Repeat, without any change, the entries presented below.

-- Start of Data for the task --

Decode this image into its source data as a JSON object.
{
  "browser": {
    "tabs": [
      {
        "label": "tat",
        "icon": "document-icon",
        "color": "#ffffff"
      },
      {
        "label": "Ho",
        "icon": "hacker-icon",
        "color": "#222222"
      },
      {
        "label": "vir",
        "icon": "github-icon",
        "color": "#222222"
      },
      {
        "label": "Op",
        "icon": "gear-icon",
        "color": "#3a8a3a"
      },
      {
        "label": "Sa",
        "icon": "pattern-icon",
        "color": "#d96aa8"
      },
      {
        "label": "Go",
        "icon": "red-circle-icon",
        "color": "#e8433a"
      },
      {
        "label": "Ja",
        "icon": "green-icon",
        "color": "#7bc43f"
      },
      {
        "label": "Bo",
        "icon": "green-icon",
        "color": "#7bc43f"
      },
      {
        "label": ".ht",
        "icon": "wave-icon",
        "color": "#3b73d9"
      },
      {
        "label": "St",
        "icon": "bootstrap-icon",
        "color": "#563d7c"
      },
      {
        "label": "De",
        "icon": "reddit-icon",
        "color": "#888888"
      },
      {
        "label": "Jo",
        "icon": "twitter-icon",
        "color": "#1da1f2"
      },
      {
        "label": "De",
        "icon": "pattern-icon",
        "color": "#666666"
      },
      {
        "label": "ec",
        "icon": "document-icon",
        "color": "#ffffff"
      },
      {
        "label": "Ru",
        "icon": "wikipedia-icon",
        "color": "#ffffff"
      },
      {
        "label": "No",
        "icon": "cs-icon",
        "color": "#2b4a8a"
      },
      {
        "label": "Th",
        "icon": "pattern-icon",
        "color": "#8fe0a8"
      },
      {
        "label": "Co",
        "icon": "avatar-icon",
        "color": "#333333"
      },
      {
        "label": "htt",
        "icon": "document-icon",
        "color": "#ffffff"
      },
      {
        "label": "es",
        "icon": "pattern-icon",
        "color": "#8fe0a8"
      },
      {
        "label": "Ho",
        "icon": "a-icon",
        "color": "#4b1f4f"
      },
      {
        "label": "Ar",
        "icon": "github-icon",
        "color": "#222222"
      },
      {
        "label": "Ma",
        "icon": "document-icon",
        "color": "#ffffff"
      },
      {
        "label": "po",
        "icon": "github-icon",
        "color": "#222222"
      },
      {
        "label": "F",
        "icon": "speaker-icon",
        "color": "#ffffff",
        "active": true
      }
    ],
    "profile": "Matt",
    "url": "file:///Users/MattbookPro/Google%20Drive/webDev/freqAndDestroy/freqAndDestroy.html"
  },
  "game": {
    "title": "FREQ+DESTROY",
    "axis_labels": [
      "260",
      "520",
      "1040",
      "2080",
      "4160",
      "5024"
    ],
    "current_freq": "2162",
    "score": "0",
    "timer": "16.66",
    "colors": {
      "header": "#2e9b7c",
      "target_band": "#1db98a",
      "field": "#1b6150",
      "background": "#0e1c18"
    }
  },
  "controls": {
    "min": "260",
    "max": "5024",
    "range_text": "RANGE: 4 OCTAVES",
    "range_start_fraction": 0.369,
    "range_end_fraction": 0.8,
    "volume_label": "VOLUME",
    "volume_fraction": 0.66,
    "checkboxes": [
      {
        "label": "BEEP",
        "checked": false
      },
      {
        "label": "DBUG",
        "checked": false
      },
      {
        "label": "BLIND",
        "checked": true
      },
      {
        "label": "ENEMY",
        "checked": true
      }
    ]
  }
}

-- End of Data for the task --

Answer for the task:
Decode this image into its source data as a JSON object.
{
  "browser": {
    "tabs": [
      {
        "label": "tat",
        "icon": "document-icon",
        "color": "#ffffff"
      },
      {
        "label": "Ho",
        "icon": "hacker-icon",
        "color": "#222222"
      },
      {
        "label": "vir",
        "icon": "github-icon",
        "color": "#222222"
      },
      {
        "label": "Op",
        "icon": "gear-icon",
        "color": "#3a8a3a"
      },
      {
        "label": "Sa",
        "icon": "pattern-icon",
        "color": "#d96aa8"
      },
      {
        "label": "Go",
        "icon": "red-circle-icon",
        "color": "#e8433a"
      },
      {
        "label": "Ja",
        "icon": "green-icon",
        "color": "#7bc43f"
      },
      {
        "label": "Bo",
        "icon": "green-icon",
        "color": "#7bc43f"
      },
      {
        "label": ".ht",
        "icon": "wave-icon",
        "color": "#3b73d9"
      },
      {
        "label": "St",
        "icon": "bootstrap-icon",
        "color": "#563d7c"
      },
      {
        "label": "De",
        "icon": "reddit-icon",
        "color": "#888888"
      },
      {
        "label": "Jo",
        "icon": "twitter-icon",
        "color": "#1da1f2"
      },
      {
        "label": "De",
        "icon": "pattern-icon",
        "color": "#666666"
      },
      {
        "label": "ec",
        "icon": "document-icon",
        "color": "#ffffff"
      },
      {
        "label": "Ru",
        "icon": "wikipedia-icon",
        "color": "#ffffff"
      },
      {
        "label": "No",
        "icon": "cs-icon",
        "color": "#2b4a8a"
      },
      {
        "label": "Th",
        "icon": "pattern-icon",
        "color": "#8fe0a8"
      },
      {
        "label": "Co",
        "icon": "avatar-icon",
        "color": "#333333"
      },
      {
        "label": "htt",
        "icon": "document-icon",
        "color": "#ffffff"
      },
      {
        "label": "es",
        "icon": "pattern-icon",
        "color": "#8fe0a8"
      },
      {
        "label": "Ho",
        "icon": "a-icon",
        "color": "#4b1f4f"
      },
      {
        "label": "Ar",
        "icon": "github-icon",
        "color": "#222222"
      },
      {
        "label": "Ma",
        "icon": "document-icon",
        "color": "#ffffff"
      },
      {
        "label": "po",
        "icon": "github-icon",
        "color": "#222222"
      },
      {
        "label": "F",
        "icon": "speaker-icon",
        "color": "#ffffff",
        "active": true
      }
    ],
    "profile": "Matt",
    "url": "file:///Users/MattbookPro/Google%20Drive/webDev/freqAndDestroy/freqAndDestroy.html"
  },
  "game": {
    "title": "FREQ+DESTROY",
    "axis_labels": [
      "260",
      "520",
      "1040",
      "2080",
      "4160",
      "5024"
    ],
    "current_freq": "2162",
    "score": "0",
    "timer": "16.66",
    "colors": {
      "header": "#2e9b7c",
      "target_band": "#1db98a",
      "field": "#1b6150",
      "background": "#0e1c18"
    }
  },
  "controls": {
    "min": "260",
    "max": "5024",
    "range_text": "RANGE: 4 OCTAVES",
    "range_start_fraction": 0.369,
    "range_end_fraction": 0.8,
    "volume_label": "VOLUME",
    "volume_fraction": 0.66,
    "checkboxes": [
      {
        "label": "BEEP",
        "checked": false
      },
      {
        "label": "DBUG",
        "checked": false
      },
      {
        "label": "BLIND",
        "checked": true
      },
      {
        "label": "ENEMY",
        "checked": true
      }
    ]
  }
}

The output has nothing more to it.